Give the number of lines that hold the string "content". Nothing else is needed.

·····

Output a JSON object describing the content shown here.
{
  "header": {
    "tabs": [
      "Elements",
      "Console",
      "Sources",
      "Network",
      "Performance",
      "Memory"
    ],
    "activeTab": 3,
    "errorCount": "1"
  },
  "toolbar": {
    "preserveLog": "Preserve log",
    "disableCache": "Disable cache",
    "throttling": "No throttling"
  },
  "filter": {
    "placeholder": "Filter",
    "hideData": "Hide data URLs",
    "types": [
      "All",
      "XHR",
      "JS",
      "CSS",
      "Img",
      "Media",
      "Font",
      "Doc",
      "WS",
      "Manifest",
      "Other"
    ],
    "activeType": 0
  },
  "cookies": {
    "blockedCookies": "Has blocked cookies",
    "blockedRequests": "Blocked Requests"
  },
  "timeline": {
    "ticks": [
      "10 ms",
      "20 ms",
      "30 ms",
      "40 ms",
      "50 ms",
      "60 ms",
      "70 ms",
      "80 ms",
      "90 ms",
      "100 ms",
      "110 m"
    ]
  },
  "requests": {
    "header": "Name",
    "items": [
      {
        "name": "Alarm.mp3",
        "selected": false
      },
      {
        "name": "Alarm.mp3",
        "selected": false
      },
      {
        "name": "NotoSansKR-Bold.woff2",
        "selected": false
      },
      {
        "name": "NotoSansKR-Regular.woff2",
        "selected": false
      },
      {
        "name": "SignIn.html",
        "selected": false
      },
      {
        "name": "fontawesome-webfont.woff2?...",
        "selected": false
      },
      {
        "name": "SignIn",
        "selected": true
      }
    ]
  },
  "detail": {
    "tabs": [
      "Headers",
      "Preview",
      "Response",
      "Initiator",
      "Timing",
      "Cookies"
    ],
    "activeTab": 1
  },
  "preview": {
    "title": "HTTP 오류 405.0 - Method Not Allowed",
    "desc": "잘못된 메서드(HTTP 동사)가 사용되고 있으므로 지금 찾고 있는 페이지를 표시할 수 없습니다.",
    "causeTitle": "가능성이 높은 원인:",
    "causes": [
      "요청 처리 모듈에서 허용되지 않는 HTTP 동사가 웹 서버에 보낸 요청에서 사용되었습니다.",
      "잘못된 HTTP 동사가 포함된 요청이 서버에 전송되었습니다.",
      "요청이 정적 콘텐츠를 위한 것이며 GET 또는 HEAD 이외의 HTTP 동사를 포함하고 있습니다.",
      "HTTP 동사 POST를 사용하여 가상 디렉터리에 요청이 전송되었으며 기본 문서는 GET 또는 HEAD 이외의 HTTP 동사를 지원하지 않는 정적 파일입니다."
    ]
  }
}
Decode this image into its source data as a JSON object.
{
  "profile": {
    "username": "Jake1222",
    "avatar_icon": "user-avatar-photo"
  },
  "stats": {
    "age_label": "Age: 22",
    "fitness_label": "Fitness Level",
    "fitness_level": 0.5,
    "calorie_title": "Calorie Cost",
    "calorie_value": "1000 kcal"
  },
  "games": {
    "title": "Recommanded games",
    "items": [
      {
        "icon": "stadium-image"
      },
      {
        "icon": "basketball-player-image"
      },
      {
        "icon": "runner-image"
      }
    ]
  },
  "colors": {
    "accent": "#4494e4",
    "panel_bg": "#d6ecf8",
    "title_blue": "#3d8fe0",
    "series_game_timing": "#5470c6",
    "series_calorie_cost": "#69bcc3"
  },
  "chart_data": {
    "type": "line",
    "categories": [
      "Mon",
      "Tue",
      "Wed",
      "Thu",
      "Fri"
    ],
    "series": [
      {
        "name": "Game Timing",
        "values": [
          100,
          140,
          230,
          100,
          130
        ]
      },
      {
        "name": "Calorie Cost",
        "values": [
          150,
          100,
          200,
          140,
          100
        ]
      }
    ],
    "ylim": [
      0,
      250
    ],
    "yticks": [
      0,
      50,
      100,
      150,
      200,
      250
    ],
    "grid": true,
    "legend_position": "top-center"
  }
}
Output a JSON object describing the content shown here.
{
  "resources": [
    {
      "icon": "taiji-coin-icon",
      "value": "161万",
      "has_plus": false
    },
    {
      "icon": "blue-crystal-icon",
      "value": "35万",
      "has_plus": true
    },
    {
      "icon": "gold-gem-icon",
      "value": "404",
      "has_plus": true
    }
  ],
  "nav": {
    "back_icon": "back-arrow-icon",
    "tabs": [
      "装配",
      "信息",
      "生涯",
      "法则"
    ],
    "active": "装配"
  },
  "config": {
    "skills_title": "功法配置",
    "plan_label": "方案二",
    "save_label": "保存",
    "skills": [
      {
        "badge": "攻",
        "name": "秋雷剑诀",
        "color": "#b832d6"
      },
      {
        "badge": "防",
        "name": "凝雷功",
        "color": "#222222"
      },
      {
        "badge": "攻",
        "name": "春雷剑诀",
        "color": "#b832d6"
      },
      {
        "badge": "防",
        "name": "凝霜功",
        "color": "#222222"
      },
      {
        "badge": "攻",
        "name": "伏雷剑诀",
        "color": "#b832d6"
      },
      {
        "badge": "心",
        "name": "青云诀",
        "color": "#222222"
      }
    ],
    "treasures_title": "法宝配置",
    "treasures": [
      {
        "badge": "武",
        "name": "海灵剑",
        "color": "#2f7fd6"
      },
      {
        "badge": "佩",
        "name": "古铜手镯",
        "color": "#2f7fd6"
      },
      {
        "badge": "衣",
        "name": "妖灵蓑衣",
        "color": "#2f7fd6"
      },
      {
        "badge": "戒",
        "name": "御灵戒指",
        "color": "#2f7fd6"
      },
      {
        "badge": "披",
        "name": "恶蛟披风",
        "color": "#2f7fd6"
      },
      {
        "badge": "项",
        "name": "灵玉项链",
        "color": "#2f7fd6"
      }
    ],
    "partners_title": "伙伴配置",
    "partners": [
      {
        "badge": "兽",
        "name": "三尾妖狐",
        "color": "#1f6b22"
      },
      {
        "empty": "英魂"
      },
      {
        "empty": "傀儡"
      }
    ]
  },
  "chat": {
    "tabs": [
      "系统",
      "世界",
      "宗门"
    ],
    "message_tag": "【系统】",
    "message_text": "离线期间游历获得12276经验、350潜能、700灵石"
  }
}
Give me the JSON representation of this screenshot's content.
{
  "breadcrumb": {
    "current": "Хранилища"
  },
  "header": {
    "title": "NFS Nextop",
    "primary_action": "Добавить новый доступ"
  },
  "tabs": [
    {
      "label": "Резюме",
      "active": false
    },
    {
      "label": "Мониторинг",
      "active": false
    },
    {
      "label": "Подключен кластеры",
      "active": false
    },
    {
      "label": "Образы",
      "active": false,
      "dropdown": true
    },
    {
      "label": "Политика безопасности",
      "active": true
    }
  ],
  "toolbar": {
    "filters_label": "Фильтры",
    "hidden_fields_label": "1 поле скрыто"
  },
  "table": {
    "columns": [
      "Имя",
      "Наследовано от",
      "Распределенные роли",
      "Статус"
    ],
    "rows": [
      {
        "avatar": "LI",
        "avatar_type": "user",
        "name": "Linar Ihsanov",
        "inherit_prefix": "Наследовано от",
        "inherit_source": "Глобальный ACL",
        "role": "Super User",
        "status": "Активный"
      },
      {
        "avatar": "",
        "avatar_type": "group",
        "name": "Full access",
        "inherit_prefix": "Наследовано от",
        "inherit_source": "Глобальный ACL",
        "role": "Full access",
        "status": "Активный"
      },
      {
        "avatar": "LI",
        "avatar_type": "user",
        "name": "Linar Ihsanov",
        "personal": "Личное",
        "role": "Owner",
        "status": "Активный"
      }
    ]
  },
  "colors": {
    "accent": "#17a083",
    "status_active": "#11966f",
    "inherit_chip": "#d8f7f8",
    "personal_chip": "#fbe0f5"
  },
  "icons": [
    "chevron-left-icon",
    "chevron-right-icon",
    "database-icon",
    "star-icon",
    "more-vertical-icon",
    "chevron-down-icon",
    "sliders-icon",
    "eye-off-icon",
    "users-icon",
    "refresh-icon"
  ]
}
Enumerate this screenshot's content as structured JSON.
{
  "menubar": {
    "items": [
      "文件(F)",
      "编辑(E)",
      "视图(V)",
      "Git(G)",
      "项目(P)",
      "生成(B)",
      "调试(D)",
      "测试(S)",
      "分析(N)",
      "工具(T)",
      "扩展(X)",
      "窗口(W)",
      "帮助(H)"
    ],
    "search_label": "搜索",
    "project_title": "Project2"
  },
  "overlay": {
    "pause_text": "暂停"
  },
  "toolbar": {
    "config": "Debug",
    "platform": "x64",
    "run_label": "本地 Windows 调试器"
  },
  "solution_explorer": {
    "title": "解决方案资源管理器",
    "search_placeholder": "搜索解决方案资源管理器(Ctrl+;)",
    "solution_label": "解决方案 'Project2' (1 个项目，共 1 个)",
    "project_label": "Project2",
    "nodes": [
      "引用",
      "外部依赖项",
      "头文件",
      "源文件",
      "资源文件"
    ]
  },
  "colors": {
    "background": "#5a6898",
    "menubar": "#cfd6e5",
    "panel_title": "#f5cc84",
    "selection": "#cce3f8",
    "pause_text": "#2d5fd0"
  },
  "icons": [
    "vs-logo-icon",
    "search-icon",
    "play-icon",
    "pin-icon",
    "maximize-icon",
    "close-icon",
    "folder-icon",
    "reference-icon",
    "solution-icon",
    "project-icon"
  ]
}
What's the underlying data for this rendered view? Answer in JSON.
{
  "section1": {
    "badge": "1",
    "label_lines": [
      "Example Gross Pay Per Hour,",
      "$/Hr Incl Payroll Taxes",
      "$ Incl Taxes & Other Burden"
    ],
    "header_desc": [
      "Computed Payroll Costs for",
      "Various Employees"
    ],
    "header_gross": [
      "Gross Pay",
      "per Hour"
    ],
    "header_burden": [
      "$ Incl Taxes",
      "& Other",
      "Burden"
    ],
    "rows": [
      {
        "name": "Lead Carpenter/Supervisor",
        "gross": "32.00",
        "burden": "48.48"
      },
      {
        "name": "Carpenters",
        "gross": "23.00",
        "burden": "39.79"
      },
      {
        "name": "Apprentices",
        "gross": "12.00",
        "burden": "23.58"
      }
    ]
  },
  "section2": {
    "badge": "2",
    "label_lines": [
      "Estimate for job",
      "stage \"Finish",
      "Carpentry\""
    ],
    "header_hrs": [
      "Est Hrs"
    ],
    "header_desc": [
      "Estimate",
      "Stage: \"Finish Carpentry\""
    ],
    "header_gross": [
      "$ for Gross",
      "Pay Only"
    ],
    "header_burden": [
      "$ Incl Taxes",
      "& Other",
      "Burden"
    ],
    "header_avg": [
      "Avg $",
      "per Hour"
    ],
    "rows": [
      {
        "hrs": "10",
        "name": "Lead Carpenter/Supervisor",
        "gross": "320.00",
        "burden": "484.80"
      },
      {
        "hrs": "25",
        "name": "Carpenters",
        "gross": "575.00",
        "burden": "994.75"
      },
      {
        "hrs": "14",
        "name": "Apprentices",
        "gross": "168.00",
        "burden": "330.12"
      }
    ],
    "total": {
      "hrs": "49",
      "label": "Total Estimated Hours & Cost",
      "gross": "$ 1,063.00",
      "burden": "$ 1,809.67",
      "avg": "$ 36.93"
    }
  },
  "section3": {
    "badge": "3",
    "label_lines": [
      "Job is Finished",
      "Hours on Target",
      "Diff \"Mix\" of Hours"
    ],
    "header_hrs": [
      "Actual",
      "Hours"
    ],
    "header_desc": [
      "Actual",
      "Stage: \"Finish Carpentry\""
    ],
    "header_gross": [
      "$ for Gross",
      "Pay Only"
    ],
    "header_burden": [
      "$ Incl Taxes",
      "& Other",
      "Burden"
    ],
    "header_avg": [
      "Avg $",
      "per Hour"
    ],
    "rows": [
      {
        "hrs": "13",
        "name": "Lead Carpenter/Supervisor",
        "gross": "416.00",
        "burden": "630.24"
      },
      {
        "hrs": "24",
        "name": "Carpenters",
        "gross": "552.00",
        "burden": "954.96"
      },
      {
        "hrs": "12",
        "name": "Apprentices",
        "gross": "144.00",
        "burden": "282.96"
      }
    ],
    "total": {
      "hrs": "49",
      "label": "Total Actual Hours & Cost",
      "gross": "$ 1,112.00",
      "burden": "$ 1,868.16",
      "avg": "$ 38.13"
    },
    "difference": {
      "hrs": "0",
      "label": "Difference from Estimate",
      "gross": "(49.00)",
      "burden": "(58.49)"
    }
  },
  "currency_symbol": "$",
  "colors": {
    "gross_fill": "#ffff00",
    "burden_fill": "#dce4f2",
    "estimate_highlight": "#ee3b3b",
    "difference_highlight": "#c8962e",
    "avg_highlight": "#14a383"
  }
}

·····

■ **Answer in full**
4